[Extracted records]
——
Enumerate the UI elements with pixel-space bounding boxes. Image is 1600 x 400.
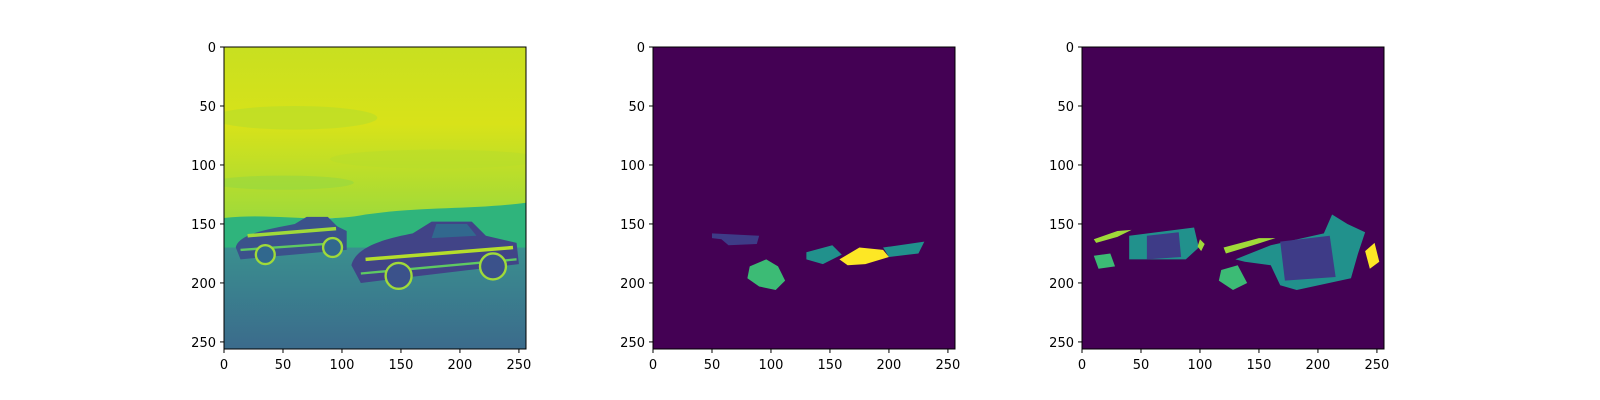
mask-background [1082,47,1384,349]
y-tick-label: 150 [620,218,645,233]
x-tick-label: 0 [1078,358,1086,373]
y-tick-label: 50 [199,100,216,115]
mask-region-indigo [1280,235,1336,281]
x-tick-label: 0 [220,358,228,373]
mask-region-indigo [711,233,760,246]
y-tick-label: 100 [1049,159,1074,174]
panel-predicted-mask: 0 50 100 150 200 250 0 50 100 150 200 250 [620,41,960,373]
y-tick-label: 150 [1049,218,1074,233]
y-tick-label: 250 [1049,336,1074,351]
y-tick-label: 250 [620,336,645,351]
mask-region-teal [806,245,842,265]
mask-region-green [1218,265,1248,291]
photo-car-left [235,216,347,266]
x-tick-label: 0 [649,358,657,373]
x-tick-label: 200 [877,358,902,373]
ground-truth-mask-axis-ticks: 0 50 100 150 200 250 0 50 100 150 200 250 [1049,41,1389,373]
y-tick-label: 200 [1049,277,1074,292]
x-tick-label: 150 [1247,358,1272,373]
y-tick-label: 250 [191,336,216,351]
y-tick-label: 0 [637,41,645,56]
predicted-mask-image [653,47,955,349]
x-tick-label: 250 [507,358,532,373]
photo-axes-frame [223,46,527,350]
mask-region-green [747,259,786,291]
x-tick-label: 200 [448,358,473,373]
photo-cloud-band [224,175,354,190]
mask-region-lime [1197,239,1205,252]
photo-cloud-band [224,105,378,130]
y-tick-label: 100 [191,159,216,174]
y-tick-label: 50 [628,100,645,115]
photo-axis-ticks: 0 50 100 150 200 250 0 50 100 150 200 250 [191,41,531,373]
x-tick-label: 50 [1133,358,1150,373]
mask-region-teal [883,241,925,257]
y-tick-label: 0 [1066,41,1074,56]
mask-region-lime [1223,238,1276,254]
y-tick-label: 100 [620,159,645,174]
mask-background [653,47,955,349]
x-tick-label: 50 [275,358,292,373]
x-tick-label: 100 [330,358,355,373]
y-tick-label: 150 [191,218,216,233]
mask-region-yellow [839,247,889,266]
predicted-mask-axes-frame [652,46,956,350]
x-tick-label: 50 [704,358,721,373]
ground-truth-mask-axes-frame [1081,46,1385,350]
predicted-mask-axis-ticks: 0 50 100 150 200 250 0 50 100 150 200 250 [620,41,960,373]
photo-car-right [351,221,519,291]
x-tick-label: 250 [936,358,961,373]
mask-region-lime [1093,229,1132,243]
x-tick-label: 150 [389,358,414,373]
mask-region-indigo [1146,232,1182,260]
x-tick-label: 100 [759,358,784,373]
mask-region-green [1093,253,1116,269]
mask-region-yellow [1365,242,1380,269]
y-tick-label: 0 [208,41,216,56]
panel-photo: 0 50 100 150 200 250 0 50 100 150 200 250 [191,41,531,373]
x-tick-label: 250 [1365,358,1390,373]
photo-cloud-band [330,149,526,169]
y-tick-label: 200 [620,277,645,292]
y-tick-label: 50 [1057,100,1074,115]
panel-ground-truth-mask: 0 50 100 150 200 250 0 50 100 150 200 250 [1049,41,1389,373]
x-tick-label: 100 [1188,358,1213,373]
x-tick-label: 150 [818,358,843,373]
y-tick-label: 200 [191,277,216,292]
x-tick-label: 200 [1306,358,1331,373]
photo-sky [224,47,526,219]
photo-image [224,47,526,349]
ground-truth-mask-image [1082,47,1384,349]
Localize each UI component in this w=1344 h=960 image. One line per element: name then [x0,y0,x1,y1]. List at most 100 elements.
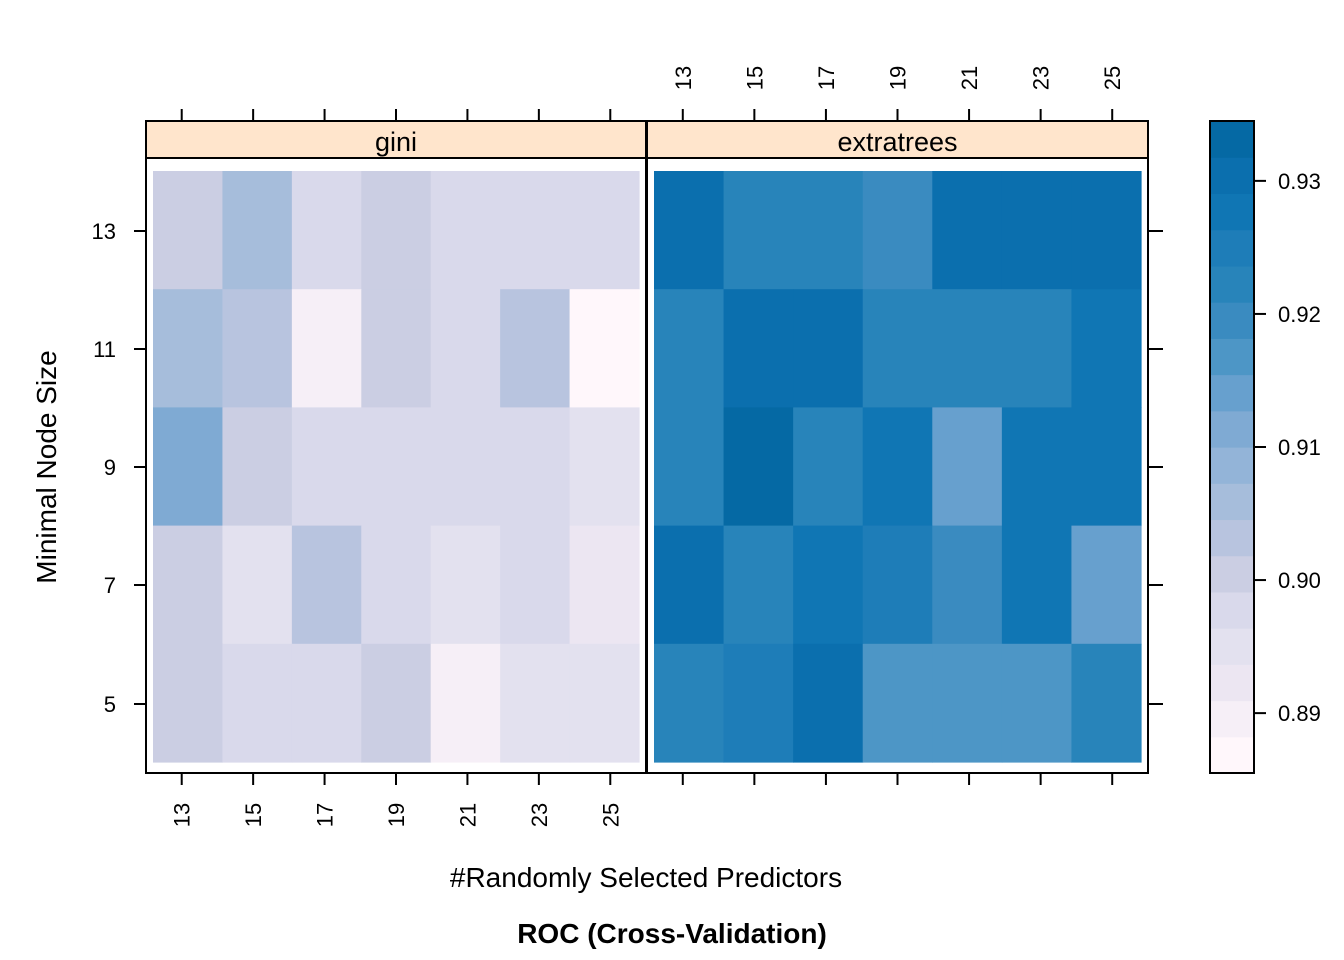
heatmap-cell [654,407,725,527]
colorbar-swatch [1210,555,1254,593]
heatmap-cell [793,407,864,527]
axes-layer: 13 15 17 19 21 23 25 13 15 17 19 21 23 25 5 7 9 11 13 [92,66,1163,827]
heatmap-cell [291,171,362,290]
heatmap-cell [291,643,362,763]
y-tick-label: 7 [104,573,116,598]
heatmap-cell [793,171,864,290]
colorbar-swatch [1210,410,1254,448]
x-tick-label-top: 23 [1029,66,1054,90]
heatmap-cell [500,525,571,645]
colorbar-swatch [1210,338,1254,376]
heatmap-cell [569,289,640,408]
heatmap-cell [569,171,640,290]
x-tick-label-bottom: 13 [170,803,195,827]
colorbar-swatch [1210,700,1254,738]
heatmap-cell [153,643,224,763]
——
* _What the task asks_
Copy all of the entries above word for word, leaving the pictures out.

* _Written response_
Enumerate the UI elements with pixel-space bounding boxes. Image is 1600 x 400.
mask-background [1082,47,1384,349]
y-tick-label: 150 [620,218,645,233]
x-tick-label: 0 [1078,358,1086,373]
y-tick-label: 50 [199,100,216,115]
mask-region-indigo [1280,235,1336,281]
x-tick-label: 0 [220,358,228,373]
mask-region-indigo [711,233,760,246]
y-tick-label: 100 [1049,159,1074,174]
panel-predicted-mask: 0 50 100 150 200 250 0 50 100 150 200 250 [620,41,960,373]
y-tick-label: 150 [1049,218,1074,233]
y-tick-label: 250 [1049,336,1074,351]
y-tick-label: 250 [620,336,645,351]
mask-region-teal [806,245,842,265]
mask-region-green [1218,265,1248,291]
photo-car-left [235,216,347,266]
x-tick-label: 0 [649,358,657,373]
x-tick-label: 200 [877,358,902,373]
ground-truth-mask-axis-ticks: 0 50 100 150 200 250 0 50 100 150 200 250 [1049,41,1389,373]
y-tick-label: 200 [1049,277,1074,292]
x-tick-label: 150 [1247,358,1272,373]
y-tick-label: 250 [191,336,216,351]
y-tick-label: 0 [637,41,645,56]
predicted-mask-image [653,47,955,349]
x-tick-label: 250 [507,358,532,373]
photo-axes-frame [223,46,527,350]
mask-region-green [747,259,786,291]
x-tick-label: 200 [448,358,473,373]
photo-cloud-band [224,175,354,190]
mask-region-lime [1197,239,1205,252]
photo-cloud-band [224,105,378,130]
y-tick-label: 100 [191,159,216,174]
y-tick-label: 50 [628,100,645,115]
photo-axis-ticks: 0 50 100 150 200 250 0 50 100 150 200 250 [191,41,531,373]
x-tick-label: 50 [1133,358,1150,373]
mask-region-teal [883,241,925,257]
y-tick-label: 0 [1066,41,1074,56]
mask-region-lime [1223,238,1276,254]
y-tick-label: 100 [620,159,645,174]
mask-background [653,47,955,349]
x-tick-label: 50 [275,358,292,373]
x-tick-label: 100 [330,358,355,373]
y-tick-label: 150 [191,218,216,233]
mask-region-yellow [839,247,889,266]
predicted-mask-axes-frame [652,46,956,350]
x-tick-label: 50 [704,358,721,373]
ground-truth-mask-axes-frame [1081,46,1385,350]
predicted-mask-axis-ticks: 0 50 100 150 200 250 0 50 100 150 200 250 [620,41,960,373]
photo-car-right [351,221,519,291]
x-tick-label: 250 [936,358,961,373]
mask-region-lime [1093,229,1132,243]
x-tick-label: 150 [389,358,414,373]
mask-region-indigo [1146,232,1182,260]
x-tick-label: 100 [759,358,784,373]
mask-region-green [1093,253,1116,269]
mask-region-yellow [1365,242,1380,269]
y-tick-label: 0 [208,41,216,56]
panel-photo: 0 50 100 150 200 250 0 50 100 150 200 250 [191,41,531,373]
x-tick-label: 250 [1365,358,1390,373]
photo-cloud-band [330,149,526,169]
y-tick-label: 200 [620,277,645,292]
y-tick-label: 50 [1057,100,1074,115]
panel-ground-truth-mask: 0 50 100 150 200 250 0 50 100 150 200 250 [1049,41,1389,373]
x-tick-label: 100 [1188,358,1213,373]
x-tick-label: 150 [818,358,843,373]
y-tick-label: 200 [191,277,216,292]
x-tick-label: 200 [1306,358,1331,373]
photo-sky [224,47,526,219]
photo-image [224,47,526,349]
ground-truth-mask-image [1082,47,1384,349]
Localize each UI component in this w=1344 h=960 image. One line per element: name then [x0,y0,x1,y1]. List at most 100 elements.
heatmap-cell [654,407,725,527]
colorbar-swatch [1210,555,1254,593]
heatmap-cell [793,407,864,527]
axes-layer: 13 15 17 19 21 23 25 13 15 17 19 21 23 25 5 7 9 11 13 [92,66,1163,827]
heatmap-cell [291,171,362,290]
heatmap-cell [291,643,362,763]
y-tick-label: 7 [104,573,116,598]
heatmap-cell [793,171,864,290]
colorbar-swatch [1210,410,1254,448]
x-tick-label-top: 23 [1029,66,1054,90]
heatmap-cell [500,525,571,645]
colorbar-swatch [1210,338,1254,376]
heatmap-cell [569,289,640,408]
heatmap-cell [569,171,640,290]
x-tick-label-bottom: 13 [170,803,195,827]
colorbar-swatch [1210,700,1254,738]
heatmap-cell [153,643,224,763]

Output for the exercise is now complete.